- Your instructions -
Could you print all the entries exactly?

________________________

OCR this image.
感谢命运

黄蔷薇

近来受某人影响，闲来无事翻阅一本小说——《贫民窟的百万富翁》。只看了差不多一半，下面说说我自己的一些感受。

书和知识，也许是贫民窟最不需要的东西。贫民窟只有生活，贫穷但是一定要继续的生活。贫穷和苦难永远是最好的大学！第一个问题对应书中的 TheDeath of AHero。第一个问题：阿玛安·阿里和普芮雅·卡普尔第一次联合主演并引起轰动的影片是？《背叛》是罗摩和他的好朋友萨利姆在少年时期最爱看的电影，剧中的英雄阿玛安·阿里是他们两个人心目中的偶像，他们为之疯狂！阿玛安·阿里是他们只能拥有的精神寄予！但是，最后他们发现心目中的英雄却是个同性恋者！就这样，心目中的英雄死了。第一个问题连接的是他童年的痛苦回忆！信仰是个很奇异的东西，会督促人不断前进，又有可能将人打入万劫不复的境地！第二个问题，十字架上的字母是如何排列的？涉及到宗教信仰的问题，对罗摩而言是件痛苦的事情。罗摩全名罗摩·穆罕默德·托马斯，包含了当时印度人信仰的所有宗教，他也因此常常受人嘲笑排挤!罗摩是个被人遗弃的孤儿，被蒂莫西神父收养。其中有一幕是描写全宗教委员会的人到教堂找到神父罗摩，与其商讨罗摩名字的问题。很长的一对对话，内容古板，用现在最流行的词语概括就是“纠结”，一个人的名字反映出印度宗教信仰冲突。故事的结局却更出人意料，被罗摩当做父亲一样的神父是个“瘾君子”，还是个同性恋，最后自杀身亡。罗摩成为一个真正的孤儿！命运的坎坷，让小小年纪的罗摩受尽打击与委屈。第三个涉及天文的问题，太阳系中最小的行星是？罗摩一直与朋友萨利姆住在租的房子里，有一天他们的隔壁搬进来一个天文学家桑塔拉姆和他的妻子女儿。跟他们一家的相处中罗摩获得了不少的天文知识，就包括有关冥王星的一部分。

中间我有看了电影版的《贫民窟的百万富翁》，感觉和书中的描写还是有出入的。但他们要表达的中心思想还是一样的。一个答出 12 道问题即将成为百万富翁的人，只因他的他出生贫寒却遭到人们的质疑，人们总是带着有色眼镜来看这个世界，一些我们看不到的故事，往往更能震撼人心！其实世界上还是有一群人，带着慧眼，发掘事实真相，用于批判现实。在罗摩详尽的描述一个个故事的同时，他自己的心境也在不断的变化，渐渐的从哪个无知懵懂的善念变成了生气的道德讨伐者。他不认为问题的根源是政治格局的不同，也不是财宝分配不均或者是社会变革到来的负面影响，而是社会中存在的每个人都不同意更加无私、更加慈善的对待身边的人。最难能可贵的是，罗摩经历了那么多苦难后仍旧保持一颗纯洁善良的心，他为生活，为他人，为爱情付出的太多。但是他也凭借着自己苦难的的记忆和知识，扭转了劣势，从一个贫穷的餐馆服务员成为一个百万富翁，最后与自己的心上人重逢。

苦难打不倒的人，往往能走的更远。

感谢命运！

________________________

- Output for this exercise -
OCR this image.
感谢命运

黄蔷薇

近来受某人影响，闲来无事翻阅一本小说——《贫民窟的百万富翁》。只看了差不多一半，下面说说我自己的一些感受。

书和知识，也许是贫民窟最不需要的东西。贫民窟只有生活，贫穷但是一定要继续的生活。贫穷和苦难永远是最好的大学！第一个问题对应书中的 TheDeath of AHero。第一个问题：阿玛安·阿里和普芮雅·卡普尔第一次联合主演并引起轰动的影片是？《背叛》是罗摩和他的好朋友萨利姆在少年时期最爱看的电影，剧中的英雄阿玛安·阿里是他们两个人心目中的偶像，他们为之疯狂！阿玛安·阿里是他们只能拥有的精神寄予！但是，最后他们发现心目中的英雄却是个同性恋者！就这样，心目中的英雄死了。第一个问题连接的是他童年的痛苦回忆！信仰是个很奇异的东西，会督促人不断前进，又有可能将人打入万劫不复的境地！第二个问题，十字架上的字母是如何排列的？涉及到宗教信仰的问题，对罗摩而言是件痛苦的事情。罗摩全名罗摩·穆罕默德·托马斯，包含了当时印度人信仰的所有宗教，他也因此常常受人嘲笑排挤!罗摩是个被人遗弃的孤儿，被蒂莫西神父收养。其中有一幕是描写全宗教委员会的人到教堂找到神父罗摩，与其商讨罗摩名字的问题。很长的一对对话，内容古板，用现在最流行的词语概括就是“纠结”，一个人的名字反映出印度宗教信仰冲突。故事的结局却更出人意料，被罗摩当做父亲一样的神父是个“瘾君子”，还是个同性恋，最后自杀身亡。罗摩成为一个真正的孤儿！命运的坎坷，让小小年纪的罗摩受尽打击与委屈。第三个涉及天文的问题，太阳系中最小的行星是？罗摩一直与朋友萨利姆住在租的房子里，有一天他们的隔壁搬进来一个天文学家桑塔拉姆和他的妻子女儿。跟他们一家的相处中罗摩获得了不少的天文知识，就包括有关冥王星的一部分。

中间我有看了电影版的《贫民窟的百万富翁》，感觉和书中的描写还是有出入的。但他们要表达的中心思想还是一样的。一个答出 12 道问题即将成为百万富翁的人，只因他的他出生贫寒却遭到人们的质疑，人们总是带着有色眼镜来看这个世界，一些我们看不到的故事，往往更能震撼人心！其实世界上还是有一群人，带着慧眼，发掘事实真相，用于批判现实。在罗摩详尽的描述一个个故事的同时，他自己的心境也在不断的变化，渐渐的从哪个无知懵懂的善念变成了生气的道德讨伐者。他不认为问题的根源是政治格局的不同，也不是财宝分配不均或者是社会变革到来的负面影响，而是社会中存在的每个人都不同意更加无私、更加慈善的对待身边的人。最难能可贵的是，罗摩经历了那么多苦难后仍旧保持一颗纯洁善良的心，他为生活，为他人，为爱情付出的太多。但是他也凭借着自己苦难的的记忆和知识，扭转了劣势，从一个贫穷的餐馆服务员成为一个百万富翁，最后与自己的心上人重逢。

苦难打不倒的人，往往能走的更远。

感谢命运！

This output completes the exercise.